#### [Given exercise]
Copy the records below exactly as they appear.

[Start of Task material]

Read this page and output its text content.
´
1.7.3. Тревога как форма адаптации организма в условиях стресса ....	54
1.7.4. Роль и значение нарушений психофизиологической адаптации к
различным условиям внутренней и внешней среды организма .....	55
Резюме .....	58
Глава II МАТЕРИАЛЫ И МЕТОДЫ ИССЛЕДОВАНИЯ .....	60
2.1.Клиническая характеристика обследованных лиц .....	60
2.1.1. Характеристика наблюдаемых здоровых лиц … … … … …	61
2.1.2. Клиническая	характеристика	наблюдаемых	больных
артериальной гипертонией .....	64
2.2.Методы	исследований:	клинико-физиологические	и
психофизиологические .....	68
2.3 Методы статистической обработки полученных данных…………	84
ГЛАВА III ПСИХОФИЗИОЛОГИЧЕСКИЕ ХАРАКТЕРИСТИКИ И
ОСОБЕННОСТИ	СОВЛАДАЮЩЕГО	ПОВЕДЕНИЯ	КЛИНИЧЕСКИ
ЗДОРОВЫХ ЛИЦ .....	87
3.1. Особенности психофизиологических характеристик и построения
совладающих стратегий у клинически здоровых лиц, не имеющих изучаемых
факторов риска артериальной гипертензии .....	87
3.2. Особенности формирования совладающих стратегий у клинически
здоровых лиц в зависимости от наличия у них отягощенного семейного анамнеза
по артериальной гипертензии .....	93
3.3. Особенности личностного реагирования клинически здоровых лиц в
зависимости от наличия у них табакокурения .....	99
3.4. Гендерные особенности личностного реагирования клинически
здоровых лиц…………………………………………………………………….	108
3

[End of Task material]

#### [Finished exercise]
Read this page and output its text content.
´
1.7.3. Тревога как форма адаптации организма в условиях стресса ....	54
1.7.4. Роль и значение нарушений психофизиологической адаптации к
различным условиям внутренней и внешней среды организма .....	55
Резюме .....	58
Глава II МАТЕРИАЛЫ И МЕТОДЫ ИССЛЕДОВАНИЯ .....	60
2.1.Клиническая характеристика обследованных лиц .....	60
2.1.1. Характеристика наблюдаемых здоровых лиц … … … … …	61
2.1.2. Клиническая	характеристика	наблюдаемых	больных
артериальной гипертонией .....	64
2.2.Методы	исследований:	клинико-физиологические	и
психофизиологические .....	68
2.3 Методы статистической обработки полученных данных…………	84
ГЛАВА III ПСИХОФИЗИОЛОГИЧЕСКИЕ ХАРАКТЕРИСТИКИ И
ОСОБЕННОСТИ	СОВЛАДАЮЩЕГО	ПОВЕДЕНИЯ	КЛИНИЧЕСКИ
ЗДОРОВЫХ ЛИЦ .....	87
3.1. Особенности психофизиологических характеристик и построения
совладающих стратегий у клинически здоровых лиц, не имеющих изучаемых
факторов риска артериальной гипертензии .....	87
3.2. Особенности формирования совладающих стратегий у клинически
здоровых лиц в зависимости от наличия у них отягощенного семейного анамнеза
по артериальной гипертензии .....	93
3.3. Особенности личностного реагирования клинически здоровых лиц в
зависимости от наличия у них табакокурения .....	99
3.4. Гендерные особенности личностного реагирования клинически
здоровых лиц…………………………………………………………………….	108
3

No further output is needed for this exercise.